INSTRUCCIONES DE TRABAJO:
1. Responde estas preguntas sobre el fragmento acerca de García Márquez:
(a) ¿En qué mes y año se conocieron Germán Vargas y García Márquez?
(b) ¿Qué novela de García Márquez está dedicada a Germán Vargas?
(c) ¿Cómo se llamaba la columna diaria que escribía García Márquez en El Heraldo y con qué seudónimo la firmaba?
2. Retoma el fragmento sobre García Márquez y continúalo a partir de su última oración.

Por Francisco Ortiz Pinchetti

Era octubre. Los reporteros de El Nacional, un vespertino que se editaba en barranquera, Colombia, acababan de concluir su trabajo diario y guaseaban sin ganas entre el sopor asfixiante del mediodía zarceño.

De pronto apareció en la redacción un muchacho flaco y desaliñado, de tez morena y cabello negro y crespo, con bigotito ralo y una camisa llena de colores. Tímido, se dirigió a uno de los redactores:

–¿Quiénes son aquí Germán Vargas y Álvaro Cepeda? –preguntó con voz discreta.

–Mira –respondió el periodista–: Álvaro Cepeda Samudio es ese que está ahí y Germán Vargas soy yo. ¿Y tú quién eres?

–Yo soy Gabriel García Márquez–.

Era octubre de 1948 y aquel muchacho tenía 20 años de edad.

“Esa misma noche nos emborrachamos juntos por primera vez”, cuenta ahora el mismo Germán Vargas, el amigo al que García Márquez dedicó su primera novela, La hojarasca; el amigo al que hizo uno de sus personajes en El coronel no tiene quien le escriba y Cien años de soledad; el amigo que recibió en representación suya el premio nacional de novela, otorgado por la Academia Colombiana de la Lengua a La mala hora; el amigo, pues, de 34 años de relación fraterna.

Es octubre también pero de 1982, y Germán Vargas viaja desde Barranquera a la Ciudad de México para estar con su amigo en las horas de euforia.

–¿Cómo te parece que estamos de mucho Nobel? –le dijo García Márquez al recibirlo con un abrazo en su casa del Pedregal de San Ángel.

–Sí Gabito: estamos.

La jirafa

Germán Vargas tiene ahora 60 años de edad, seis más que su célebre amigo de Aracataca en el estudio de cuya casa se desarrolla la entrevista. Y tiene vivo, dice, aquel primer encuentro del otoño de 1948.

“Yo había leído dos o tres cuentos de García Márquez, publicados en El Espectador de Bogotá. Me parecieron muy buenos y escribí una nota en el periódico, en la que decía que al fin surgía en Colombia un escritor diferente. Porque en ese entonces se escribía en Colombia una narrativa puramente rural y sin profundidad.

Seguramente él vio ese comentario, o alguien se lo dijo, y por eso fue a buscarme esa tarde a la redacción. Y en ese momento empezamos a ser amigos”.

García Márquez vivía en ese entonces en Cartagena, otra ciudad de la costa colombiana a la que se había mudado luego de abandonar sus estudios de Derecho en Bogotá y a raíz, dice Vargas, del “bogotazo” del 9 de abril de 1948. En Cartagena había conseguido trabajo en un diario local.

“Nosotros lo entusiasmamos mucho para que se fuera a vivir a Barranquera. Y lo hizo, en enero de 1949. Entró a trabajar a El Heraldo, el diario donde yo estoy y en el que he escrito durante 30 años. Ahí empezó a escribir una columna diaria, muy leída. Se llamaba “La Jirafa” y la firmaba con un seudónimo: Séptimus, que es un personaje de Virginia Woolf”.

MATERIAL PROPORCIONADO:

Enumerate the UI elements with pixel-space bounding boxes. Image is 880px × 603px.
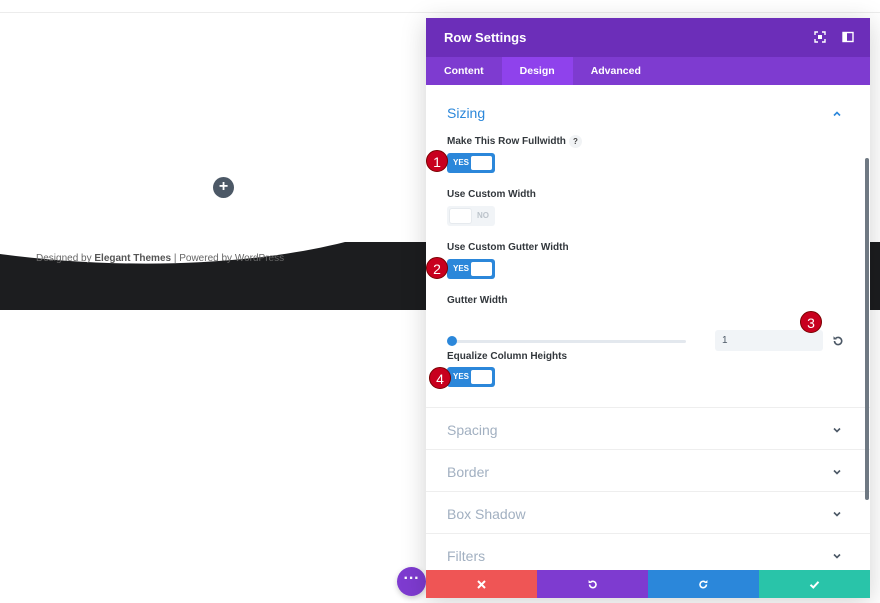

RESPUESTAS POR TAREA:
1.
(a) En octubre de 1948.
(b) La hojarasca.
(c) Se llamaba "La Jirafa" y la firmaba como Séptimus.

2.
Recuerda Vargas que en “La Jirafa” García Márquez se ocupaba de temas variados, aunque con especial insistencia en asuntos literarios. “A veces, seguramente cuando no tenía tema, utilizaba fragmentos de una novela escribiendo y que nunca terminó. Se llamaba La casa; pero nosotros le decíamos `el mamotreto’, porque era un montón de papel, yo creo que más de mil páginas escritas. Y a todos lados iba con su mamotreto bajo el brazo”.

El periodista considera que aquel mamotreto fue la cantera de donde surgieron muchas historias para los cuentos de García Márquez y muchas situaciones de personajes que aparecen en sus novelas.

“Ahí estaba ya el coronel Aureliano Buendía”, dice.

A Vargas y a Cepeda se sumó pronto Alfonso Fuenmayor como amigo del joven García Márquez. “Los cuatro éramos amigos inseparables”, recuerda Germán Vargas. “Todos los días, a las seis o seis y media de la tarde, nos encontrábamos en una librería y nos íbamos al café. Ahí empezaba la fiesta: después, la seguíamos en algún bar. Nos emborrachábamos casi todas las noches”.

El Café Colombia, el Tercer Hombre, Los Almendros, La Cueva y otros bares y cervecerías, eran escenario cotidiano de las parrandas del cuarteto de amigos, que discutían de literatura a gritos ante el asombro de los parroquianos.

¿Cómo era entonces García Márquez?

Era un muchacho muy tímido. Muy tímido y muy discreto, sencillo, muy cordial. Y también alegre. Le gustaba mucho cantar. Canciones vallenatas, de su tierra. Y tenía buena voz.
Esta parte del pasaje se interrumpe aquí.